** start GIVEN DATA **

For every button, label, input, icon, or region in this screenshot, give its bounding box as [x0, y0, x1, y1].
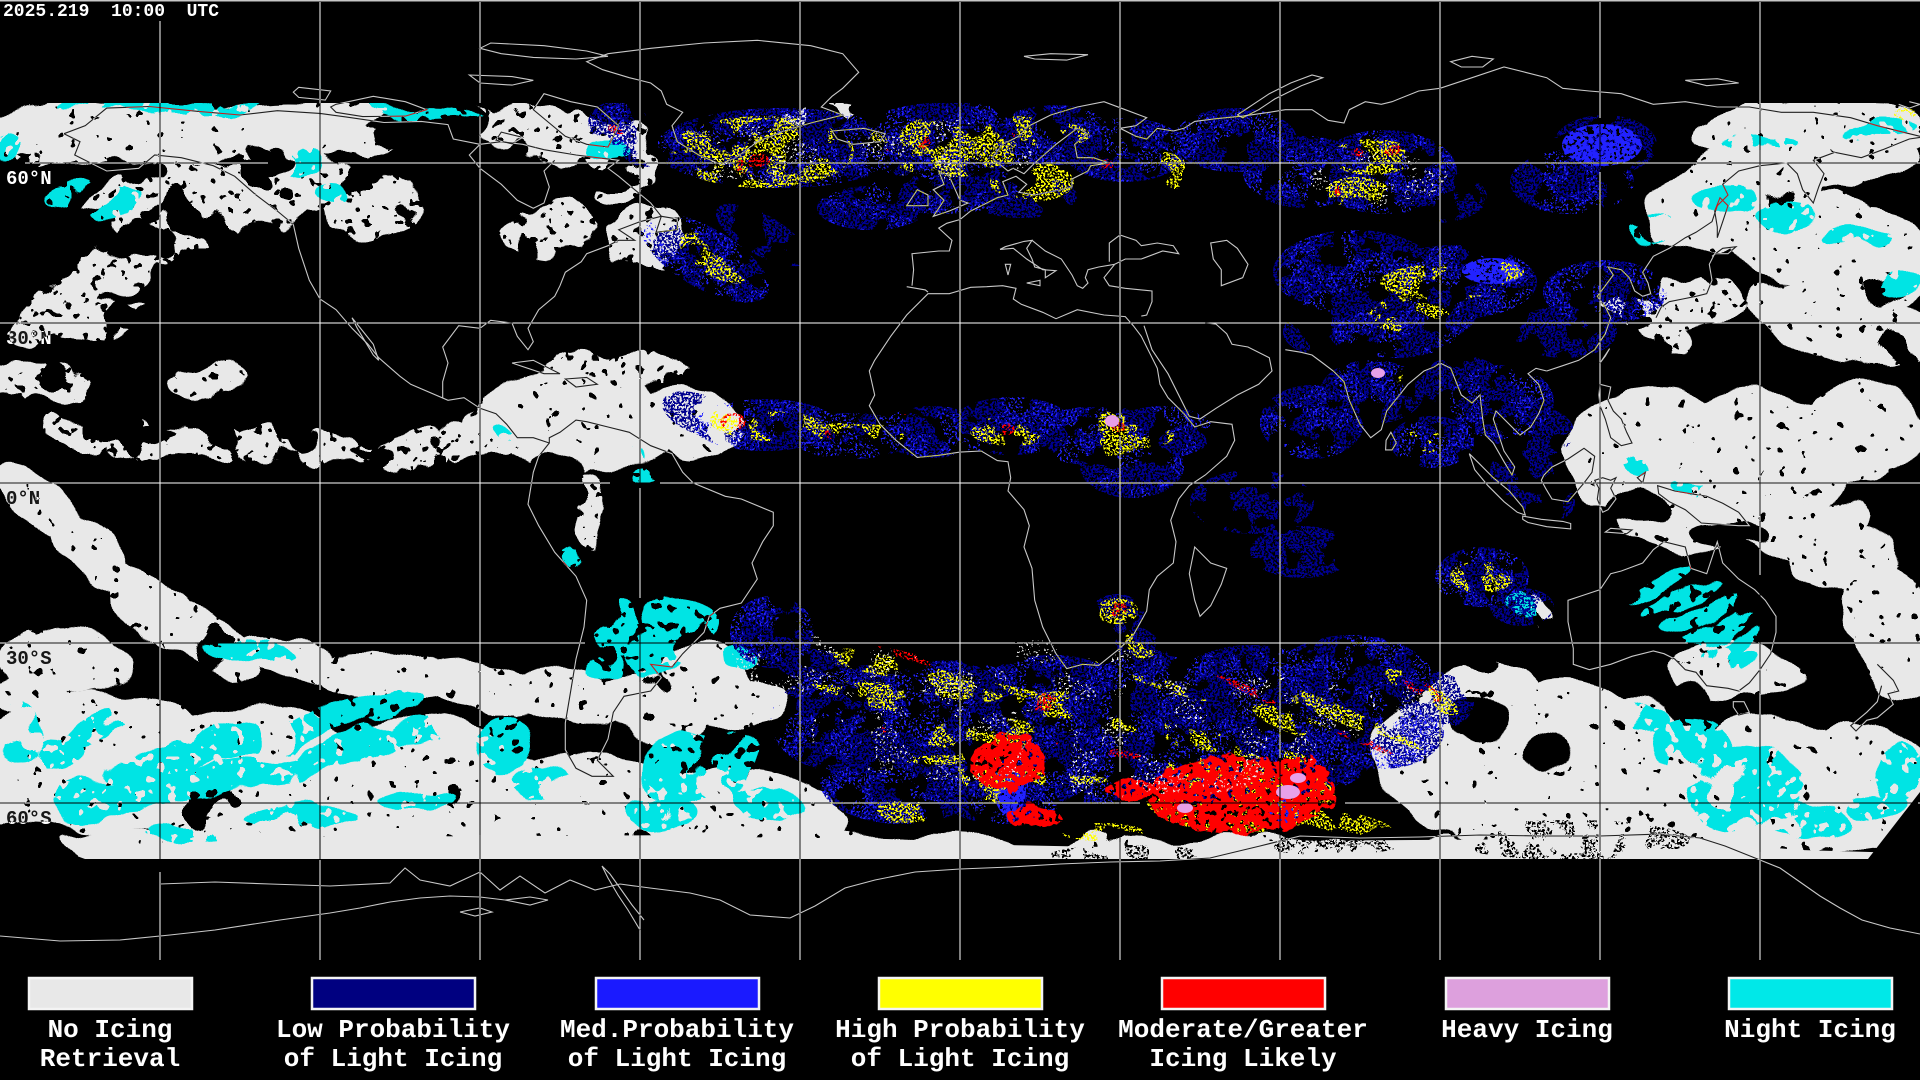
svg-text:High Probability: High Probability — [835, 1015, 1085, 1045]
svg-text:Med.Probability: Med.Probability — [560, 1015, 794, 1045]
svg-text:0°N: 0°N — [6, 488, 40, 510]
svg-text:Moderate/Greater: Moderate/Greater — [1118, 1015, 1368, 1045]
svg-text:of Light Icing: of Light Icing — [851, 1044, 1069, 1074]
svg-text:30°S: 30°S — [6, 648, 52, 670]
svg-text:Low Probability: Low Probability — [276, 1015, 510, 1045]
svg-text:60°N: 60°N — [6, 168, 52, 190]
svg-text:Retrieval: Retrieval — [40, 1044, 180, 1074]
svg-text:30°N: 30°N — [6, 328, 52, 350]
svg-text:of Light Icing: of Light Icing — [568, 1044, 786, 1074]
svg-text:Night Icing: Night Icing — [1724, 1015, 1896, 1045]
svg-text:of Light Icing: of Light Icing — [284, 1044, 502, 1074]
svg-text:Heavy Icing: Heavy Icing — [1441, 1015, 1613, 1045]
svg-text:2025.219 10:00 UTC: 2025.219 10:00 UTC — [3, 2, 219, 22]
svg-text:60°S: 60°S — [6, 808, 52, 830]
svg-text:Icing Likely: Icing Likely — [1149, 1044, 1337, 1074]
svg-text:No Icing: No Icing — [48, 1015, 173, 1045]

** end GIVEN DATA **

▶ [EXERCISE DETAILS] Convert every line of the records above into a numbered list, skipping any blank lines and omitting the pictures.

▶ [ANSWER TO THE PROBLEM]
1. For every button, label, input, icon, or region in this screenshot, give its bounding box as [x0, y0, x1, y1].
2. svg-text:High Probability: High Probability — [835, 1015, 1085, 1045]
3. svg-text:Med.Probability: Med.Probability — [560, 1015, 794, 1045]
4. svg-text:0°N: 0°N — [6, 488, 40, 510]
5. svg-text:Moderate/Greater: Moderate/Greater — [1118, 1015, 1368, 1045]
6. svg-text:of Light Icing: of Light Icing — [851, 1044, 1069, 1074]
7. svg-text:30°S: 30°S — [6, 648, 52, 670]
8. svg-text:Low Probability: Low Probability — [276, 1015, 510, 1045]
9. svg-text:60°N: 60°N — [6, 168, 52, 190]
10. svg-text:Retrieval: Retrieval — [40, 1044, 180, 1074]
11. svg-text:30°N: 30°N — [6, 328, 52, 350]
12. svg-text:of Light Icing: of Light Icing — [568, 1044, 786, 1074]
13. svg-text:Night Icing: Night Icing — [1724, 1015, 1896, 1045]
14. svg-text:of Light Icing: of Light Icing — [284, 1044, 502, 1074]
15. svg-text:Heavy Icing: Heavy Icing — [1441, 1015, 1613, 1045]
16. svg-text:2025.219 10:00 UTC: 2025.219 10:00 UTC — [3, 2, 219, 22]
17. svg-text:60°S: 60°S — [6, 808, 52, 830]
18. svg-text:Icing Likely: Icing Likely — [1149, 1044, 1337, 1074]
19. svg-text:No Icing: No Icing — [48, 1015, 173, 1045]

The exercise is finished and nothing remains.